THE DATA →
**********

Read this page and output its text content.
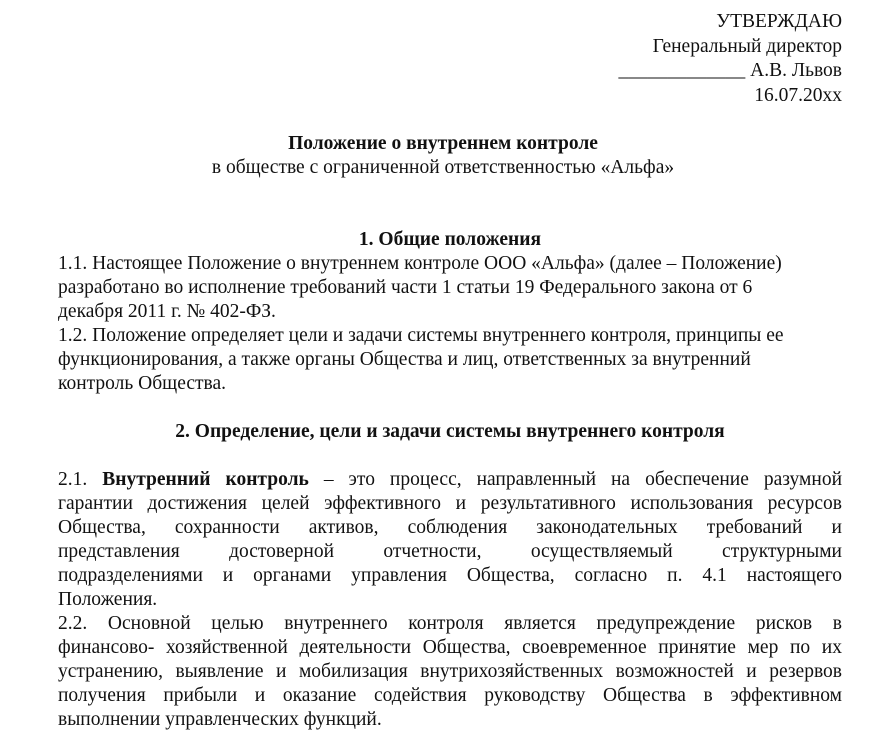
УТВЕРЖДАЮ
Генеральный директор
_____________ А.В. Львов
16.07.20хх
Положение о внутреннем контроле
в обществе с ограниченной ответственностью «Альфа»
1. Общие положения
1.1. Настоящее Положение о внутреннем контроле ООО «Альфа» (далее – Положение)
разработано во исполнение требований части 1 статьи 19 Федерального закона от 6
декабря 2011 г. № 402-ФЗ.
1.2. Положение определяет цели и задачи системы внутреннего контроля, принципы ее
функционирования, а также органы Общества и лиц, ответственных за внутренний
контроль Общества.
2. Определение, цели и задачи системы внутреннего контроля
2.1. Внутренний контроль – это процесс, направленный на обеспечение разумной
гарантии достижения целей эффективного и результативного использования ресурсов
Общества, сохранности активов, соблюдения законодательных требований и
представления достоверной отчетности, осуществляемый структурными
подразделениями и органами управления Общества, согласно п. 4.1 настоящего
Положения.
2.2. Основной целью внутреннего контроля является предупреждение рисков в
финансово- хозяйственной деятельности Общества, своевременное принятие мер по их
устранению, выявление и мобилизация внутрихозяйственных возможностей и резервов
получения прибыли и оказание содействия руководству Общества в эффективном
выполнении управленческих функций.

**********

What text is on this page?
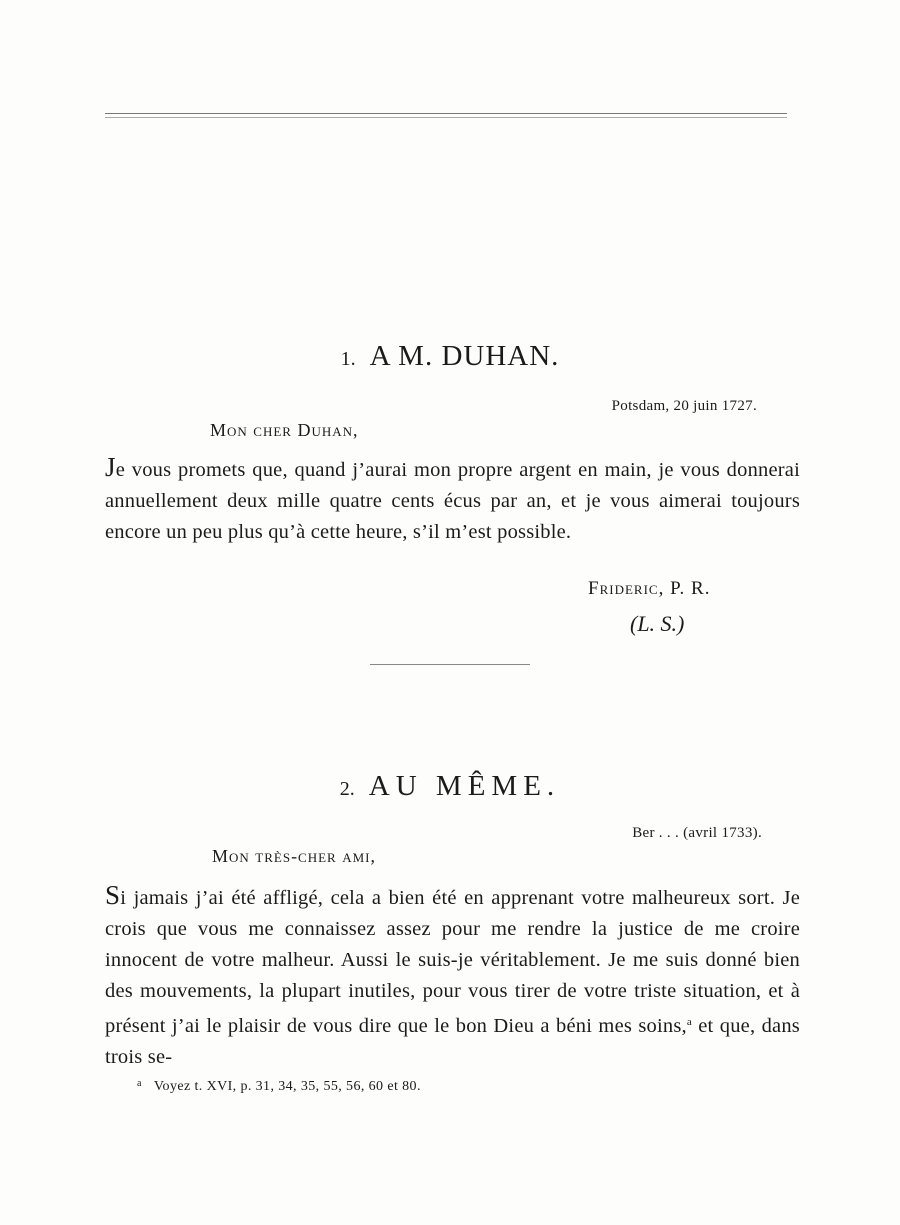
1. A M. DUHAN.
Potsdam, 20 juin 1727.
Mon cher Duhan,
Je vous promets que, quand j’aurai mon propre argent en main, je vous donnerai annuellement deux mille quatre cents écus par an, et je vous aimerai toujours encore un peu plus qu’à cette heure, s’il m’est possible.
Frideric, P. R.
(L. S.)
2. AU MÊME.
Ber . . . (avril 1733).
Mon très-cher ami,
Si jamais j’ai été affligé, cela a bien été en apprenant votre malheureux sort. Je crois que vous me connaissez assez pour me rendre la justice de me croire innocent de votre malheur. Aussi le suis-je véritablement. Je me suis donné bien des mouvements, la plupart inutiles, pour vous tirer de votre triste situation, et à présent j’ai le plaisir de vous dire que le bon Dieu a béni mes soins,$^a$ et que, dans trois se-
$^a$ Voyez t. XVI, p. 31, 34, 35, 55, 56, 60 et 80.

**********

Copy out all lines that carry the word "page".

TASK RESPONSE →
Read this page and output its text content.
What text is on this page?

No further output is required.